• **Excerpted data**
>> START

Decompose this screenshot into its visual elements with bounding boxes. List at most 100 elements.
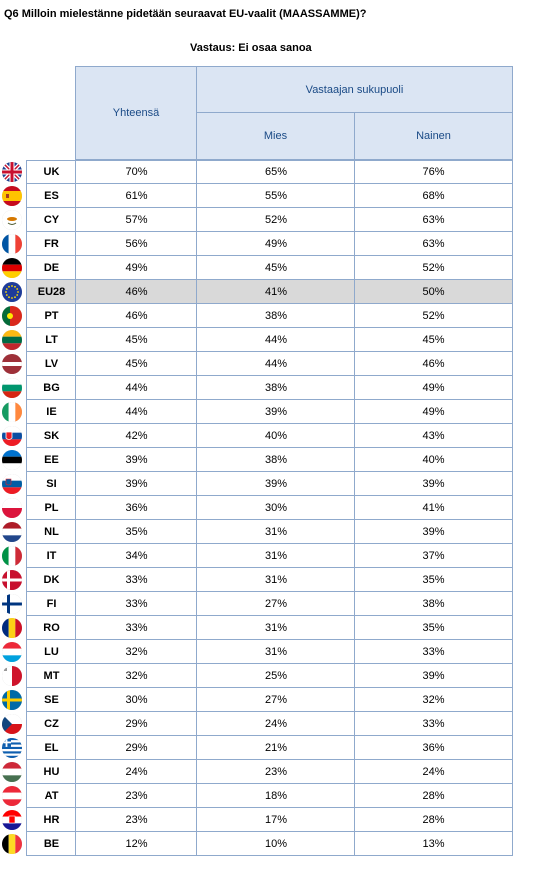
country-code-cell: PT [26, 304, 76, 328]
total-cell: 61% [75, 184, 197, 208]
answer-subtitle-text: Vastaus: Ei osaa sanoa [190, 42, 312, 54]
female-cell: 38% [354, 592, 513, 616]
lu-flag-icon [2, 642, 22, 662]
table-row: EL 29% 21% 36% [0, 736, 513, 760]
country-code-cell: BG [26, 376, 76, 400]
table-row: SI 39% 39% 39% [0, 472, 513, 496]
total-cell: 34% [75, 544, 197, 568]
table-row: AT 23% 18% 28% [0, 784, 513, 808]
country-code-cell: EE [26, 448, 76, 472]
male-cell: 44% [196, 352, 355, 376]
table-row: CY 57% 52% 63% [0, 208, 513, 232]
table-row: ES 61% 55% 68% [0, 184, 513, 208]
female-cell: 49% [354, 376, 513, 400]
country-code-cell: LT [26, 328, 76, 352]
country-code-cell: HU [26, 760, 76, 784]
country-code-cell: BE [26, 832, 76, 856]
female-cell: 52% [354, 256, 513, 280]
country-code-cell: LV [26, 352, 76, 376]
eu-flag-icon [2, 282, 22, 302]
se-flag-icon [2, 690, 22, 710]
table-row: PL 36% 30% 41% [0, 496, 513, 520]
total-cell: 70% [75, 160, 197, 184]
results-table: UK 70% 65% 76% ES 61% 55% 68% CY 57% 52% 63% FR 56% 49… [0, 160, 513, 856]
male-cell: 52% [196, 208, 355, 232]
male-cell: 27% [196, 592, 355, 616]
table-row: FR 56% 49% 63% [0, 232, 513, 256]
male-cell: 65% [196, 160, 355, 184]
header-total: Yhteensä [75, 66, 197, 160]
table-row: EE 39% 38% 40% [0, 448, 513, 472]
country-code-cell: UK [26, 160, 76, 184]
country-code-cell: SI [26, 472, 76, 496]
header-male: Mies [196, 112, 355, 160]
total-cell: 23% [75, 808, 197, 832]
female-cell: 24% [354, 760, 513, 784]
male-cell: 55% [196, 184, 355, 208]
female-cell: 76% [354, 160, 513, 184]
country-code-cell: ES [26, 184, 76, 208]
female-cell: 68% [354, 184, 513, 208]
female-cell: 50% [354, 280, 513, 304]
total-cell: 56% [75, 232, 197, 256]
total-cell: 45% [75, 328, 197, 352]
table-row: BG 44% 38% 49% [0, 376, 513, 400]
total-cell: 39% [75, 448, 197, 472]
country-code-cell: IT [26, 544, 76, 568]
table-row: UK 70% 65% 76% [0, 160, 513, 184]
be-flag-icon [2, 834, 22, 854]
female-cell: 39% [354, 520, 513, 544]
ie-flag-icon [2, 402, 22, 422]
male-cell: 38% [196, 376, 355, 400]
table-row: DK 33% 31% 35% [0, 568, 513, 592]
female-cell: 32% [354, 688, 513, 712]
country-code-cell: SK [26, 424, 76, 448]
male-cell: 45% [196, 256, 355, 280]
female-cell: 52% [354, 304, 513, 328]
female-cell: 39% [354, 664, 513, 688]
total-cell: 33% [75, 568, 197, 592]
female-cell: 13% [354, 832, 513, 856]
country-code-cell: FI [26, 592, 76, 616]
total-cell: 49% [75, 256, 197, 280]
total-cell: 32% [75, 640, 197, 664]
sk-flag-icon [2, 426, 22, 446]
male-cell: 41% [196, 280, 355, 304]
female-cell: 36% [354, 736, 513, 760]
pl-flag-icon [2, 498, 22, 518]
fi-flag-icon [2, 594, 22, 614]
question-title: Q6 Milloin mielestänne pidetään seuraava… [4, 8, 367, 20]
female-cell: 41% [354, 496, 513, 520]
table-row: FI 33% 27% 38% [0, 592, 513, 616]
male-cell: 24% [196, 712, 355, 736]
bg-flag-icon [2, 378, 22, 398]
hu-flag-icon [2, 762, 22, 782]
male-cell: 17% [196, 808, 355, 832]
table-row: LU 32% 31% 33% [0, 640, 513, 664]
male-cell: 31% [196, 568, 355, 592]
female-cell: 40% [354, 448, 513, 472]
male-cell: 30% [196, 496, 355, 520]
female-cell: 37% [354, 544, 513, 568]
total-cell: 46% [75, 280, 197, 304]
table-row: BE 12% 10% 13% [0, 832, 513, 856]
female-cell: 63% [354, 208, 513, 232]
country-code-cell: DE [26, 256, 76, 280]
table-row: HU 24% 23% 24% [0, 760, 513, 784]
total-cell: 12% [75, 832, 197, 856]
country-code-cell: AT [26, 784, 76, 808]
ro-flag-icon [2, 618, 22, 638]
country-code-cell: PL [26, 496, 76, 520]
male-cell: 31% [196, 520, 355, 544]
female-cell: 28% [354, 784, 513, 808]
ee-flag-icon [2, 450, 22, 470]
cy-flag-icon [2, 210, 22, 230]
male-cell: 38% [196, 304, 355, 328]
male-cell: 49% [196, 232, 355, 256]
female-cell: 35% [354, 616, 513, 640]
country-code-cell: IE [26, 400, 76, 424]
female-cell: 63% [354, 232, 513, 256]
male-cell: 31% [196, 640, 355, 664]
male-cell: 18% [196, 784, 355, 808]
table-row: DE 49% 45% 52% [0, 256, 513, 280]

>> END

• **Work instructions**
Rewrite every line of the records above as a numbered list. Skip blank lines and leave the pictures out.

• **Exercise result**
1. Decompose this screenshot into its visual elements with bounding boxes. List at most 100 elements.
2. country-code-cell: PT [26, 304, 76, 328]
3. total-cell: 61% [75, 184, 197, 208]
4. answer-subtitle-text: Vastaus: Ei osaa sanoa [190, 42, 312, 54]
5. female-cell: 38% [354, 592, 513, 616]
6. lu-flag-icon [2, 642, 22, 662]
7. table-row: EL 29% 21% 36% [0, 736, 513, 760]
8. country-code-cell: BG [26, 376, 76, 400]
9. table-row: SI 39% 39% 39% [0, 472, 513, 496]
10. total-cell: 34% [75, 544, 197, 568]
11. table-row: AT 23% 18% 28% [0, 784, 513, 808]
12. country-code-cell: EE [26, 448, 76, 472]
13. male-cell: 44% [196, 352, 355, 376]
14. table-row: CY 57% 52% 63% [0, 208, 513, 232]
15. table-row: ES 61% 55% 68% [0, 184, 513, 208]
16. female-cell: 49% [354, 376, 513, 400]
17. country-code-cell: LT [26, 328, 76, 352]
18. country-code-cell: HU [26, 760, 76, 784]
19. country-code-cell: BE [26, 832, 76, 856]
20. female-cell: 52% [354, 256, 513, 280]
21. country-code-cell: LV [26, 352, 76, 376]
22. eu-flag-icon [2, 282, 22, 302]
23. se-flag-icon [2, 690, 22, 710]
24. table-row: PL 36% 30% 41% [0, 496, 513, 520]
25. total-cell: 70% [75, 160, 197, 184]
26. results-table: UK 70% 65% 76% ES 61% 55% 68% CY 57% 52% 63% FR 56% 49… [0, 160, 513, 856]
27. male-cell: 52% [196, 208, 355, 232]
28. male-cell: 27% [196, 592, 355, 616]
29. table-row: FR 56% 49% 63% [0, 232, 513, 256]
30. male-cell: 65% [196, 160, 355, 184]
31. header-total: Yhteensä [75, 66, 197, 160]
32. table-row: EE 39% 38% 40% [0, 448, 513, 472]
33. country-code-cell: UK [26, 160, 76, 184]
34. country-code-cell: SI [26, 472, 76, 496]
35. header-male: Mies [196, 112, 355, 160]
36. total-cell: 23% [75, 808, 197, 832]
37. female-cell: 24% [354, 760, 513, 784]
38. male-cell: 55% [196, 184, 355, 208]
39. female-cell: 76% [354, 160, 513, 184]
40. country-code-cell: ES [26, 184, 76, 208]
41. female-cell: 68% [354, 184, 513, 208]
42. female-cell: 50% [354, 280, 513, 304]
43. total-cell: 56% [75, 232, 197, 256]
44. total-cell: 45% [75, 328, 197, 352]
45. table-row: BG 44% 38% 49% [0, 376, 513, 400]
46. total-cell: 39% [75, 448, 197, 472]
47. country-code-cell: IT [26, 544, 76, 568]
48. table-row: UK 70% 65% 76% [0, 160, 513, 184]
49. be-flag-icon [2, 834, 22, 854]
50. female-cell: 39% [354, 520, 513, 544]
51. ie-flag-icon [2, 402, 22, 422]
52. male-cell: 38% [196, 376, 355, 400]
53. table-row: DK 33% 31% 35% [0, 568, 513, 592]
54. female-cell: 32% [354, 688, 513, 712]
55. country-code-cell: SK [26, 424, 76, 448]
56. male-cell: 45% [196, 256, 355, 280]
57. female-cell: 52% [354, 304, 513, 328]
58. female-cell: 39% [354, 664, 513, 688]
59. total-cell: 33% [75, 568, 197, 592]
60. female-cell: 13% [354, 832, 513, 856]
61. country-code-cell: FI [26, 592, 76, 616]
62. total-cell: 49% [75, 256, 197, 280]
63. total-cell: 32% [75, 640, 197, 664]
64. sk-flag-icon [2, 426, 22, 446]
65. male-cell: 41% [196, 280, 355, 304]
66. female-cell: 36% [354, 736, 513, 760]
67. pl-flag-icon [2, 498, 22, 518]
68. fi-flag-icon [2, 594, 22, 614]
69. question-title: Q6 Milloin mielestänne pidetään seuraava… [4, 8, 367, 20]
70. female-cell: 41% [354, 496, 513, 520]
71. table-row: FI 33% 27% 38% [0, 592, 513, 616]
72. male-cell: 24% [196, 712, 355, 736]
73. bg-flag-icon [2, 378, 22, 398]
74. hu-flag-icon [2, 762, 22, 782]
75. male-cell: 17% [196, 808, 355, 832]
76. table-row: LU 32% 31% 33% [0, 640, 513, 664]
77. male-cell: 31% [196, 568, 355, 592]
78. female-cell: 40% [354, 448, 513, 472]
79. male-cell: 30% [196, 496, 355, 520]
80. female-cell: 37% [354, 544, 513, 568]
81. total-cell: 46% [75, 280, 197, 304]
82. table-row: BE 12% 10% 13% [0, 832, 513, 856]
83. female-cell: 63% [354, 208, 513, 232]
84. country-code-cell: DE [26, 256, 76, 280]
85. table-row: HU 24% 23% 24% [0, 760, 513, 784]
86. total-cell: 12% [75, 832, 197, 856]
87. country-code-cell: AT [26, 784, 76, 808]
88. ro-flag-icon [2, 618, 22, 638]
89. country-code-cell: PL [26, 496, 76, 520]
90. male-cell: 31% [196, 520, 355, 544]
91. female-cell: 28% [354, 784, 513, 808]
92. ee-flag-icon [2, 450, 22, 470]
93. cy-flag-icon [2, 210, 22, 230]
94. male-cell: 38% [196, 304, 355, 328]
95. male-cell: 49% [196, 232, 355, 256]
96. female-cell: 35% [354, 616, 513, 640]
97. country-code-cell: IE [26, 400, 76, 424]
98. female-cell: 63% [354, 232, 513, 256]
99. male-cell: 31% [196, 640, 355, 664]
100. male-cell: 18% [196, 784, 355, 808]
101. table-row: DE 49% 45% 52% [0, 256, 513, 280]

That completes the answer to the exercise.